┏━━

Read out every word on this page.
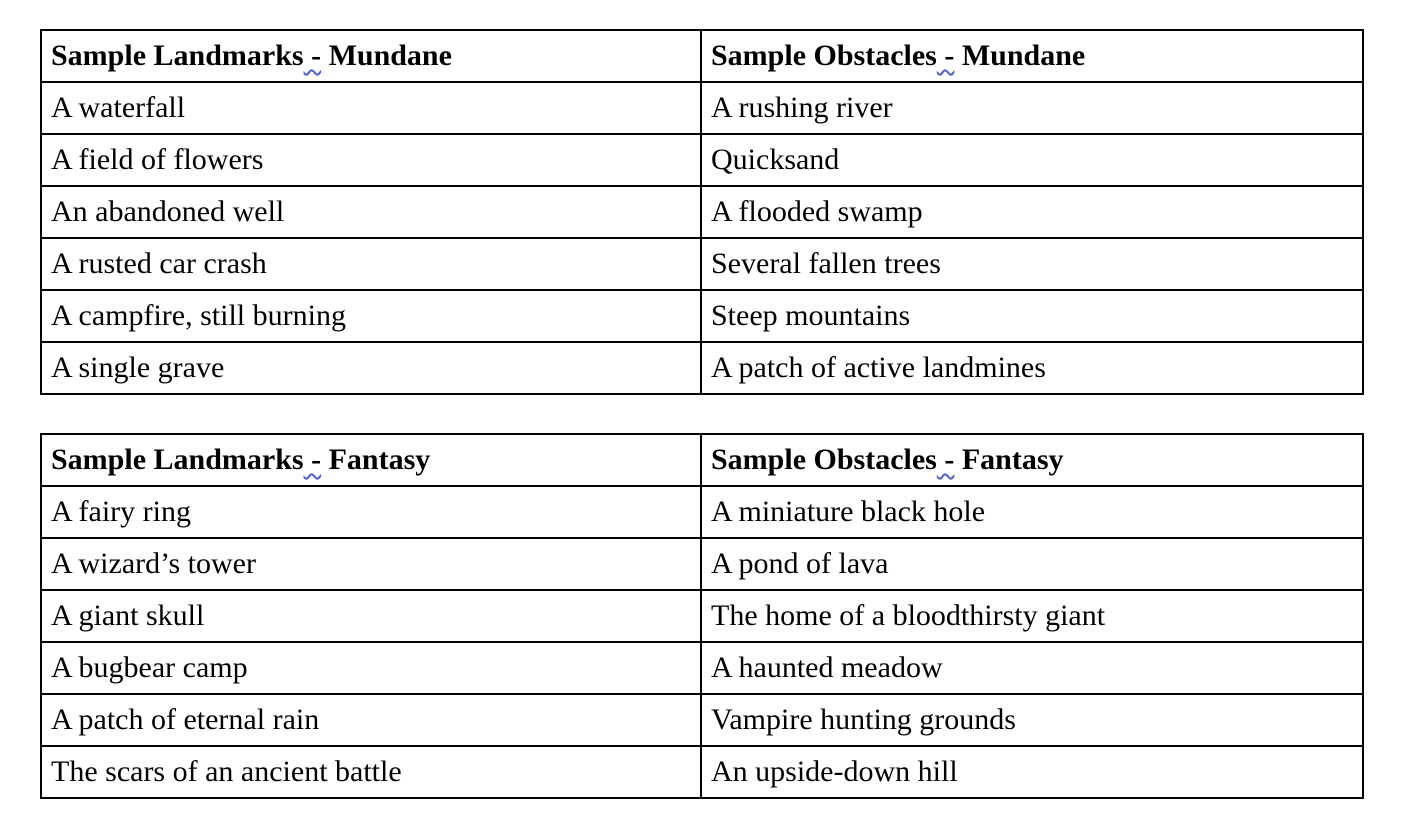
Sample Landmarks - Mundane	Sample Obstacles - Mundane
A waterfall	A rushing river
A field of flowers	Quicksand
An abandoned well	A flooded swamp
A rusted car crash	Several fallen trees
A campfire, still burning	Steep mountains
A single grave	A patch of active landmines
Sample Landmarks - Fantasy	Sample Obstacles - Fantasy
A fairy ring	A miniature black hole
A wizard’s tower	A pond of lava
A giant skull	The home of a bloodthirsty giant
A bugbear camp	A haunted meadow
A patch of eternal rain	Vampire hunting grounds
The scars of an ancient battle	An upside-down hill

┗━━
┏━━

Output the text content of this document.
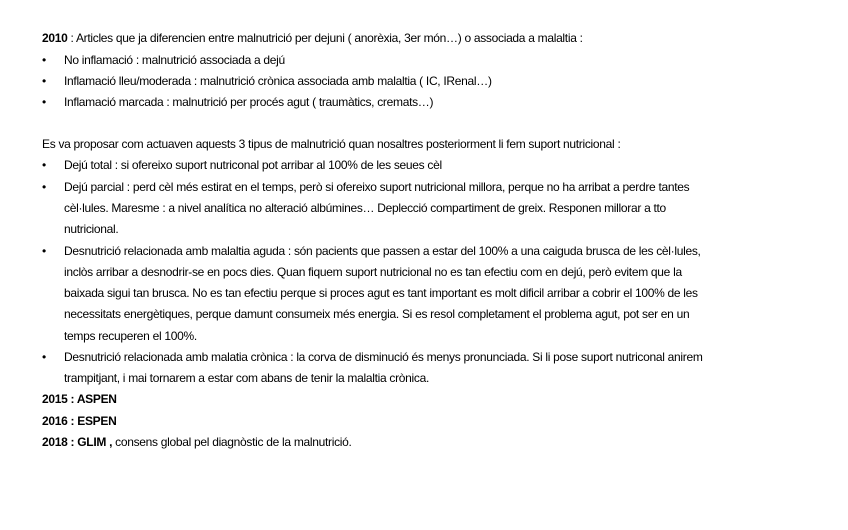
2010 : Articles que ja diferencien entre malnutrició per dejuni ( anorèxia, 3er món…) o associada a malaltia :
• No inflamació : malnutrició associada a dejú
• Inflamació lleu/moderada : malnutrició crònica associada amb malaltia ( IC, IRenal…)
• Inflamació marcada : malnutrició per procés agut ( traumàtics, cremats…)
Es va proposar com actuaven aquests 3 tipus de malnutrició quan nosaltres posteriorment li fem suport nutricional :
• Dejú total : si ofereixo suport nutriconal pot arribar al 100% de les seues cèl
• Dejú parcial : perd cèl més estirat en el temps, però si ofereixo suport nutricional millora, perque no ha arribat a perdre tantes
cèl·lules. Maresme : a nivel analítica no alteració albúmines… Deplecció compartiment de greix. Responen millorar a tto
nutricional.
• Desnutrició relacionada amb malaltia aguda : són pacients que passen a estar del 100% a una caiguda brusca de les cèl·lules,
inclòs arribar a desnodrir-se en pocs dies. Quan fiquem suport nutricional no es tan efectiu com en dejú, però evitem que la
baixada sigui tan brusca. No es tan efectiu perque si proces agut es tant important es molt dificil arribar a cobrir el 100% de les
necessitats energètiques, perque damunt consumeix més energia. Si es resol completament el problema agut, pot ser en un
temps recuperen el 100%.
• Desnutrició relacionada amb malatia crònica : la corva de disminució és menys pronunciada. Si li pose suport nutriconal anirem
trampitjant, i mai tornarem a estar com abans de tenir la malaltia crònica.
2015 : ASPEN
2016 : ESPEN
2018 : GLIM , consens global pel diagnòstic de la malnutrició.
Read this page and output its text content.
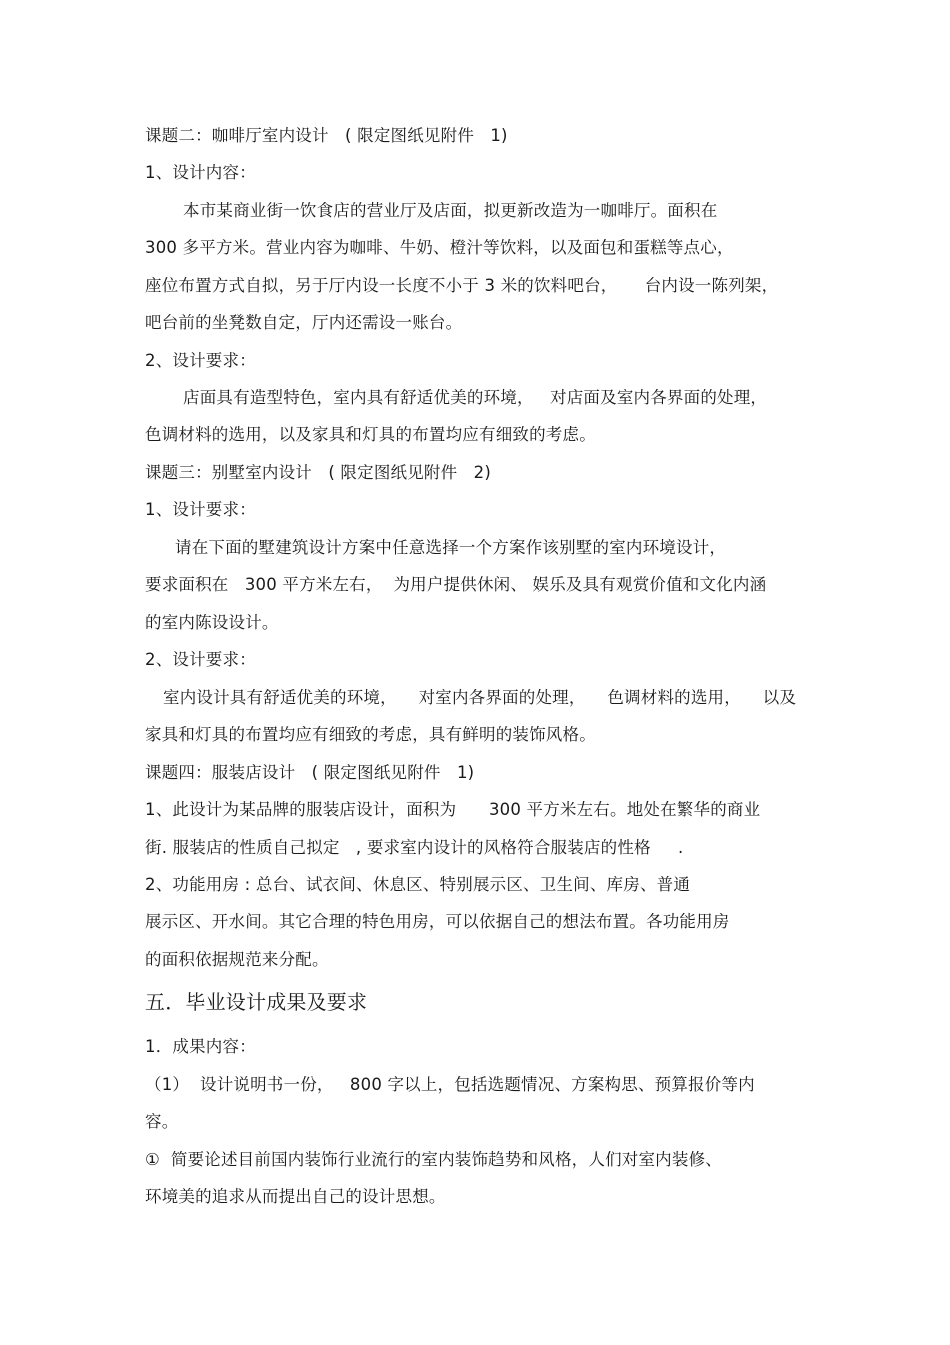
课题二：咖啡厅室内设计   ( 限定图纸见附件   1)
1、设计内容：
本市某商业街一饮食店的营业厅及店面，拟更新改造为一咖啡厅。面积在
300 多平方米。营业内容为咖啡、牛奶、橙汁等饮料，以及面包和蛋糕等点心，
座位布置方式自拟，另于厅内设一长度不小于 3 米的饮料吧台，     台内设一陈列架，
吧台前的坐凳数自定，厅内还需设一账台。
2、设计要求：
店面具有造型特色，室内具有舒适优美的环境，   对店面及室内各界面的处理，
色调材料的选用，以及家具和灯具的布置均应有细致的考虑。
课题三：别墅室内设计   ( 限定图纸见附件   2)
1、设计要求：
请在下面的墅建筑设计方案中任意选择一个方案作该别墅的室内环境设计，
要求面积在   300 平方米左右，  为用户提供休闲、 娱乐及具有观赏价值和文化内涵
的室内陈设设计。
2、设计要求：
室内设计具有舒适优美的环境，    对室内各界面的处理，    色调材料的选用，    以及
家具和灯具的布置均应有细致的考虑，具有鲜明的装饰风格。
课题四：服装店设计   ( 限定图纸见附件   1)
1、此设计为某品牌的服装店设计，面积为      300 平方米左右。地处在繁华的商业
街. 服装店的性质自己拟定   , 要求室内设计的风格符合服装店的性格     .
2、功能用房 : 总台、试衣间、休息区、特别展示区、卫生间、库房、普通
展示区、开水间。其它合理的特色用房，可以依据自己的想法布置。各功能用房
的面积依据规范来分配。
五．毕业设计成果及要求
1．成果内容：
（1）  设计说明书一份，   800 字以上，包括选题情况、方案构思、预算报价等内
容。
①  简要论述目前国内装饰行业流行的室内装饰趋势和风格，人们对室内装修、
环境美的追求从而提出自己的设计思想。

┗━━
┏━━

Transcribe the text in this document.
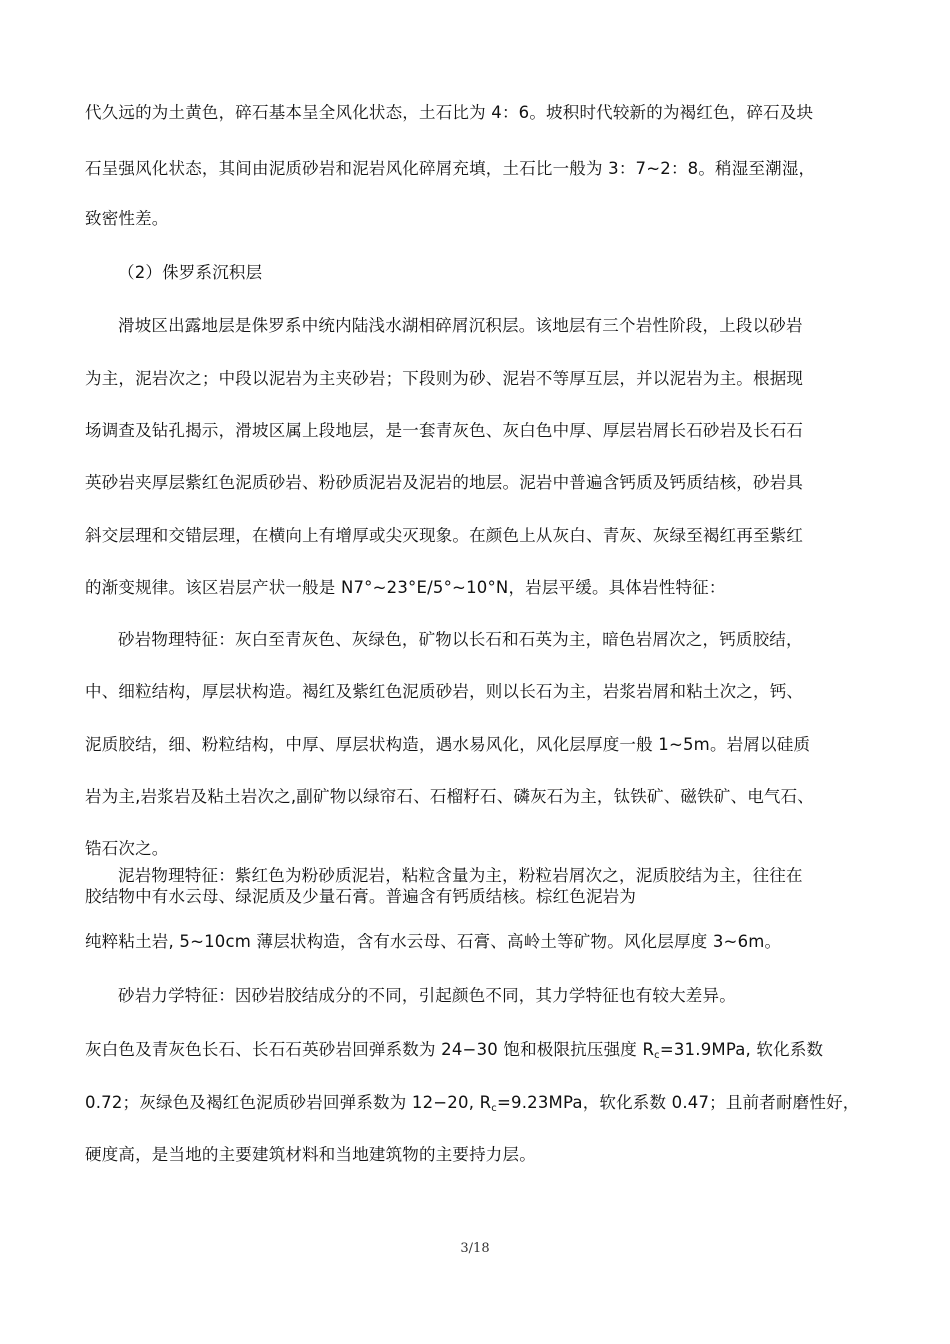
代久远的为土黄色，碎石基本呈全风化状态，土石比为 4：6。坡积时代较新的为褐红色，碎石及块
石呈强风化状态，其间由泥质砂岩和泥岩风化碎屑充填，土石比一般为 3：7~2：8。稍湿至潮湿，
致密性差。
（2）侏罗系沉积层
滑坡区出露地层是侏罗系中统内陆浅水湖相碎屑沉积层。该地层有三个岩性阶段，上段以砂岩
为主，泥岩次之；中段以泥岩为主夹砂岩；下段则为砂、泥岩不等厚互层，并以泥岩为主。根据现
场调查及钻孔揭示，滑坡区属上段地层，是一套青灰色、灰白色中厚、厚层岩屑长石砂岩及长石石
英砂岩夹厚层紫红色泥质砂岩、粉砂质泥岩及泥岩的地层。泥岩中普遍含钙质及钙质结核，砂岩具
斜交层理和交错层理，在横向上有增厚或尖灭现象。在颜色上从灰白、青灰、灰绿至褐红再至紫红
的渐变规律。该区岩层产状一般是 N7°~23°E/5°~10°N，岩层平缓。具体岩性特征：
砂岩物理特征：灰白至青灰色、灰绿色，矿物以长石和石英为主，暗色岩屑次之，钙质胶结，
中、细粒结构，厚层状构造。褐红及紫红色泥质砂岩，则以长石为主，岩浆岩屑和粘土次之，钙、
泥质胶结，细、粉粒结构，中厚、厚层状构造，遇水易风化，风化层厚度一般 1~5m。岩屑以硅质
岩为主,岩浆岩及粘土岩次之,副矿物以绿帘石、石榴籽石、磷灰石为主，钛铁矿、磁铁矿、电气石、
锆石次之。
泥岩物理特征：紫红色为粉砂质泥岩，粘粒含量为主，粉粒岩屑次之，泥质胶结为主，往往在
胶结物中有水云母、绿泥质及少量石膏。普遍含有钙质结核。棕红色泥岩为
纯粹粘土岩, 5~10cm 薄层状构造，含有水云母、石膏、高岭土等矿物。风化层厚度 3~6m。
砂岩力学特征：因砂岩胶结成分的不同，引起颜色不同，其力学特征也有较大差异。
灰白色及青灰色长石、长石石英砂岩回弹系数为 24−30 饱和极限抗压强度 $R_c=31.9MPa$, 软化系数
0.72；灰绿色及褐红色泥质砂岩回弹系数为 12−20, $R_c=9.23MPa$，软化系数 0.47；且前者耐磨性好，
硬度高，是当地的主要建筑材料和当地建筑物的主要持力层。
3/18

┗━━

:: WRITTEN TASK ::
Where a line in the entries holds the word "this", copy that line.

:: REPLY ::
Read out every word on this page.
Output the text content of this document.
Read this page and output its text content.
Transcribe the text in this document.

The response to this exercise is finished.